Figure collection entries:
---------------

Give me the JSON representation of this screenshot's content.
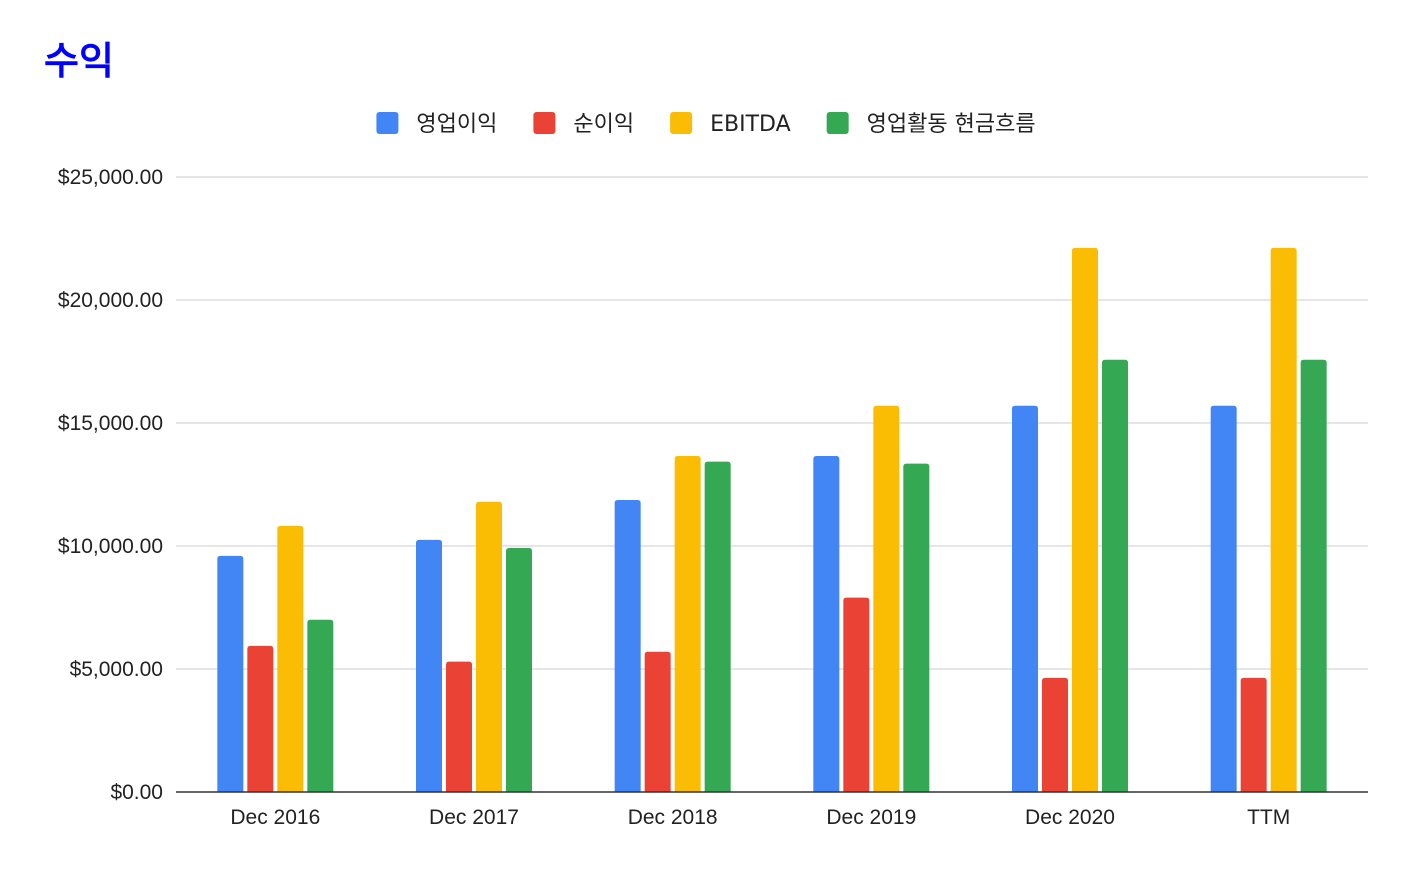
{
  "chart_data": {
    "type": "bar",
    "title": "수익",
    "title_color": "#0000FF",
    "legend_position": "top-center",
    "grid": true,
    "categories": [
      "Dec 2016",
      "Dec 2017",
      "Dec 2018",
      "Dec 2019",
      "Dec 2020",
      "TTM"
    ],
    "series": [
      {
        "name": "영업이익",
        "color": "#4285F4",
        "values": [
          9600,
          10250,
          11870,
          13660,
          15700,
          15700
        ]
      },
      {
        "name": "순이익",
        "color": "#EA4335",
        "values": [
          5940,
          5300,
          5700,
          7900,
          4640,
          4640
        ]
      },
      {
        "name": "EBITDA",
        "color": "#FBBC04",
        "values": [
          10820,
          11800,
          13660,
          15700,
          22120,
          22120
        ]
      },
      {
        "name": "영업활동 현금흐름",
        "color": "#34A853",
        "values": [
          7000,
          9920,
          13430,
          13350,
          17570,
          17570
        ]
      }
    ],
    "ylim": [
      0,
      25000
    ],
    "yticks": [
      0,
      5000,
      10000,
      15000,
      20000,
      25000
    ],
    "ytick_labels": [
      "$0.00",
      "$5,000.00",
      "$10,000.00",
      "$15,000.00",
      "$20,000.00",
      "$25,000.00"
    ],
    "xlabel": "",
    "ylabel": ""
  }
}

---------------

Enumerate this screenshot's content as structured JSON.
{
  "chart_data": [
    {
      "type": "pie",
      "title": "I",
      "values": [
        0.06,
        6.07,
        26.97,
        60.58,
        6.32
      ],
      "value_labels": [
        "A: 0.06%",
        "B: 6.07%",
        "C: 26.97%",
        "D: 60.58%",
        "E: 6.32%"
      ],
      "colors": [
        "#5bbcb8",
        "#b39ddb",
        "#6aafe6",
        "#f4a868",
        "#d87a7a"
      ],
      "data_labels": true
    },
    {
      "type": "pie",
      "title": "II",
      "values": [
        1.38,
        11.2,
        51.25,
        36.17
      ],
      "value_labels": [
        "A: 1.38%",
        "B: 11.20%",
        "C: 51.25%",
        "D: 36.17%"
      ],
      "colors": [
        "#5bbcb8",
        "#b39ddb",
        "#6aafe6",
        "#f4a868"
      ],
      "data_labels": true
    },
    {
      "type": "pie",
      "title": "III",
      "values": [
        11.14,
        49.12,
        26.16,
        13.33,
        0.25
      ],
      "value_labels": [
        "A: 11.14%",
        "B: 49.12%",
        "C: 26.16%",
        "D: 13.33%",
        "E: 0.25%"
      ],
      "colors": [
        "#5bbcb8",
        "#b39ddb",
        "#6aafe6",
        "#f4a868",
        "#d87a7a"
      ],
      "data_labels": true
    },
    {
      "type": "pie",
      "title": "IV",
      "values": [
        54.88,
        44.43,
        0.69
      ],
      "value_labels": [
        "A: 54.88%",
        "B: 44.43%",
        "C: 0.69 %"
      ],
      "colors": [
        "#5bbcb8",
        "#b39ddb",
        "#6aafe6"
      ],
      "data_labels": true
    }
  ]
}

---------------

**WORK TO DO:**
Report how many lines of the data hold the string "JSON"; give only the number.

**PROBLEM SOLUTION:**
2